* [DOCUMENT EXTRACT]:

──────

1. A method for manufacturing a coated paper or board web (W) comprising the steps of:

providing a multi-layer headbox (100) in which a stock is separated into a plurality of different stock flows, at least one of said plurality of different stock flows being a surface layer stock flow;

feeding into said surface layer stock flow stock additives, fillers and/or fines for reducing the pore size distribution of the paper or board web (W) in the surface layer of the web (W);

feeding the plurality of stock flows, including said surface layer stock flow, from said multi-layer headbox (100) to a wire section (200) in which water is removed from the web (W);

feeding the web (W) from the wire section (200) to a press section (300) to press water out of the web (W);

drying the web (W) in a dryer section (400) so that after said dryer section (400) the web (W) has a pore size distribution corresponding to that of a precoated web;

transferring the web (W) to a coating station (500, 600) after said drying section (400), where the web (W) is coated; and

reeling the web (W) by means of a reel-up (800).

2. A method according to claim 1, characterized in that said headbox (100) is provided with members which keep the different layers separate.

3. A method according to claim 1 or 2, characterized in that, in the method, layering of fibres is additionally applied.

4. A method according to any one of claims 1 to 3, characterized in that, in the method, a retention agent is passed into the surface layers of the web (W) in order to bind the additives and fillers to the surface of the web (W)

5. A method according to any one of claims 1 to 4, characterized in that, in the wire section (200), water is removed from the web (W) in two directions in a former, preferably in a gap former (250).

6. A method according to any one of claims 1 to 5, characterized in that, in the method, water is pressed out of the web (W) in the press section (300) in at least one extended nip press (350, 360).

7. A method according to any one of claims 1 to 6, characterized in that, in the method, surface sizing/pigmenting of the web (W) is carried out in the press section (300) of the paper or board machine.

──────

* [DATA TO PROCESS]:
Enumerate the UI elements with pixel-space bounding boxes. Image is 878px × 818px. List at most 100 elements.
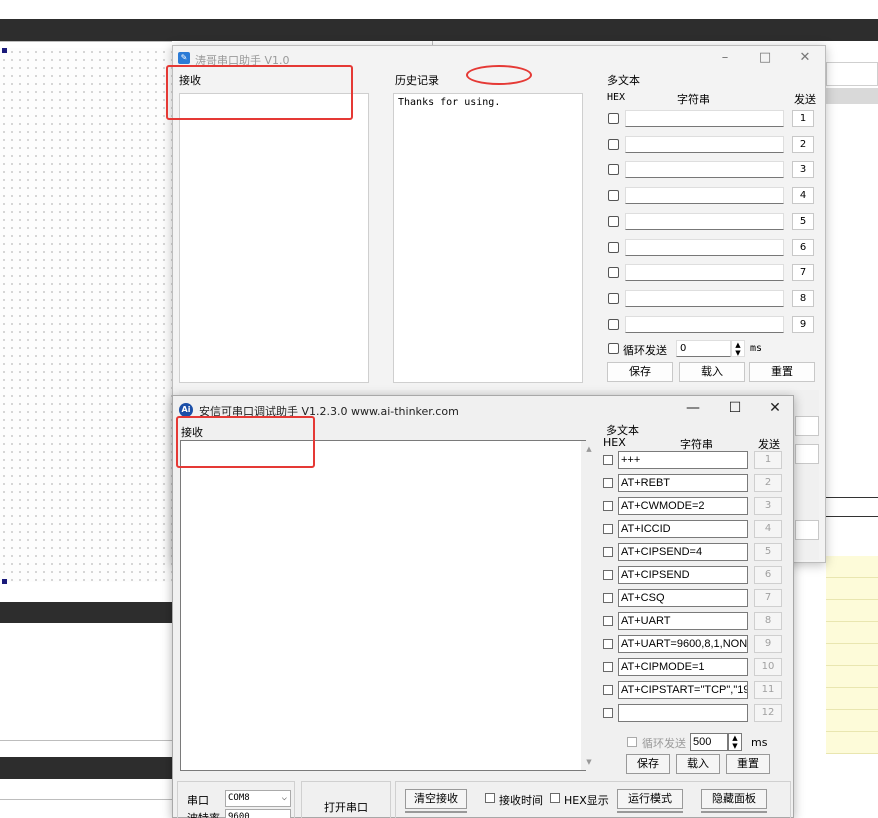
- hex-checkbox[interactable]: [603, 570, 613, 580]
- side-button[interactable]: [795, 520, 819, 540]
- send-button[interactable]: 11: [754, 681, 782, 699]
- send-string-input[interactable]: [625, 316, 784, 333]
- command-input[interactable]: +++: [618, 451, 748, 469]
- send-button[interactable]: 5: [754, 543, 782, 561]
- hex-checkbox[interactable]: [603, 524, 613, 534]
- send-string-input[interactable]: [625, 264, 784, 281]
- send-string-input[interactable]: [625, 239, 784, 256]
- hex-checkbox[interactable]: [603, 547, 613, 557]
- load-button[interactable]: 载入: [679, 362, 745, 382]
- hex-checkbox[interactable]: [608, 190, 619, 201]
- command-input[interactable]: AT+CIPSEND: [618, 566, 748, 584]
- side-button[interactable]: [795, 444, 819, 464]
- minimize-icon[interactable]: –: [715, 50, 735, 65]
- send-button[interactable]: 2: [792, 136, 814, 153]
- hex-checkbox[interactable]: [608, 293, 619, 304]
- hex-display-checkbox[interactable]: [550, 793, 560, 803]
- close-icon[interactable]: ✕: [795, 50, 815, 65]
- hex-checkbox[interactable]: [608, 242, 619, 253]
- hex-checkbox[interactable]: [603, 455, 613, 465]
- receive-time-checkbox[interactable]: [485, 793, 495, 803]
- scroll-down-icon[interactable]: ▼: [581, 758, 597, 766]
- hex-checkbox[interactable]: [608, 267, 619, 278]
- command-input[interactable]: AT+CWMODE=2: [618, 497, 748, 515]
- send-button[interactable]: 3: [792, 161, 814, 178]
- send-button[interactable]: 9: [792, 316, 814, 333]
- send-button[interactable]: 8: [754, 612, 782, 630]
- send-string-input[interactable]: [625, 187, 784, 204]
- send-button[interactable]: 1: [792, 110, 814, 127]
- hex-checkbox[interactable]: [603, 662, 613, 672]
- send-string-input[interactable]: [625, 110, 784, 127]
- baud-select[interactable]: 9600: [225, 809, 291, 818]
- run-mode-button[interactable]: 运行模式: [617, 789, 683, 809]
- send-string-input[interactable]: [625, 161, 784, 178]
- save-button[interactable]: 保存: [626, 754, 670, 774]
- hex-checkbox[interactable]: [608, 216, 619, 227]
- command-input[interactable]: [618, 704, 748, 722]
- send-string-input[interactable]: [625, 136, 784, 153]
- command-input[interactable]: AT+UART=9600,8,1,NONE: [618, 635, 748, 653]
- send-button[interactable]: 4: [754, 520, 782, 538]
- hex-checkbox[interactable]: [603, 639, 613, 649]
- history-area[interactable]: Thanks for using.: [393, 93, 583, 383]
- command-input[interactable]: AT+CIPSEND=4: [618, 543, 748, 561]
- hex-checkbox[interactable]: [603, 708, 613, 718]
- hex-checkbox[interactable]: [603, 478, 613, 488]
- loop-interval-input[interactable]: 0: [676, 340, 731, 357]
- send-button[interactable]: 6: [792, 239, 814, 256]
- port-select[interactable]: COM8 ⌵: [225, 790, 291, 807]
- close-icon[interactable]: ✕: [765, 400, 785, 416]
- receive-area[interactable]: [179, 93, 369, 383]
- command-input[interactable]: AT+CIPMODE=1: [618, 658, 748, 676]
- secondary-button[interactable]: [701, 811, 767, 813]
- hex-checkbox[interactable]: [603, 593, 613, 603]
- clear-receive-button[interactable]: 清空接收: [405, 789, 467, 809]
- send-button[interactable]: 4: [792, 187, 814, 204]
- command-input[interactable]: AT+REBT: [618, 474, 748, 492]
- loop-send-checkbox[interactable]: [608, 343, 619, 354]
- command-input[interactable]: AT+CSQ: [618, 589, 748, 607]
- designer-canvas[interactable]: [0, 48, 172, 582]
- secondary-button[interactable]: [617, 811, 683, 813]
- hex-checkbox[interactable]: [603, 685, 613, 695]
- send-button[interactable]: 5: [792, 213, 814, 230]
- send-string-input[interactable]: [625, 213, 784, 230]
- command-input[interactable]: AT+CIPSTART="TCP","192: [618, 681, 748, 699]
- minimize-icon[interactable]: —: [683, 400, 703, 416]
- loop-interval-input[interactable]: 500: [690, 733, 728, 751]
- maximize-icon[interactable]: ☐: [725, 400, 745, 416]
- interval-spinner[interactable]: ▲ ▼: [731, 340, 745, 357]
- hex-checkbox[interactable]: [608, 139, 619, 150]
- send-button[interactable]: 3: [754, 497, 782, 515]
- send-button[interactable]: 6: [754, 566, 782, 584]
- send-button[interactable]: 9: [754, 635, 782, 653]
- resize-handle[interactable]: [2, 48, 7, 53]
- secondary-button[interactable]: [405, 811, 467, 813]
- hex-checkbox[interactable]: [603, 501, 613, 511]
- interval-spinner[interactable]: ▲ ▼: [728, 733, 742, 751]
- loop-send-checkbox[interactable]: [627, 737, 637, 747]
- receive-scrollbar[interactable]: ▲ ▼: [581, 441, 596, 770]
- send-string-input[interactable]: [625, 290, 784, 307]
- hex-checkbox[interactable]: [608, 113, 619, 124]
- reset-button[interactable]: 重置: [726, 754, 770, 774]
- scroll-up-icon[interactable]: ▲: [581, 445, 597, 453]
- hex-checkbox[interactable]: [608, 164, 619, 175]
- hide-panel-button[interactable]: 隐藏面板: [701, 789, 767, 809]
- reset-button[interactable]: 重置: [749, 362, 815, 382]
- receive-area[interactable]: [180, 440, 586, 771]
- send-button[interactable]: 7: [792, 264, 814, 281]
- send-button[interactable]: 1: [754, 451, 782, 469]
- open-port-button[interactable]: 打开串口: [313, 799, 379, 817]
- save-button[interactable]: 保存: [607, 362, 673, 382]
- command-input[interactable]: AT+ICCID: [618, 520, 748, 538]
- send-button[interactable]: 12: [754, 704, 782, 722]
- maximize-icon[interactable]: □: [755, 50, 775, 65]
- send-button[interactable]: 8: [792, 290, 814, 307]
- send-button[interactable]: 10: [754, 658, 782, 676]
- resize-handle[interactable]: [2, 579, 7, 584]
- hex-checkbox[interactable]: [608, 319, 619, 330]
- send-button[interactable]: 7: [754, 589, 782, 607]
- send-button[interactable]: 2: [754, 474, 782, 492]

──────

* [PROMPT A]: From the paper-coating method claims above, extract the passage that runs from "transferring the web" up to and including "is additionally applied.", copying it word for word.
* [PROMPT B]: How many lines of the listing contain the string "reset", with case counting? Reply with the number alone.

* [EXPECTED OUTPUT A]:
transferring the web (W) to a coating station (500, 600) after said drying section (400), where the web (W) is coated; and

reeling the web (W) by means of a reel-up (800).

2. A method according to claim 1, characterized in that said headbox (100) is provided with members which keep the different layers separate.

3. A method according to claim 1 or 2, characterized in that, in the method, layering of fibres is additionally applied.

* [EXPECTED OUTPUT B]: 2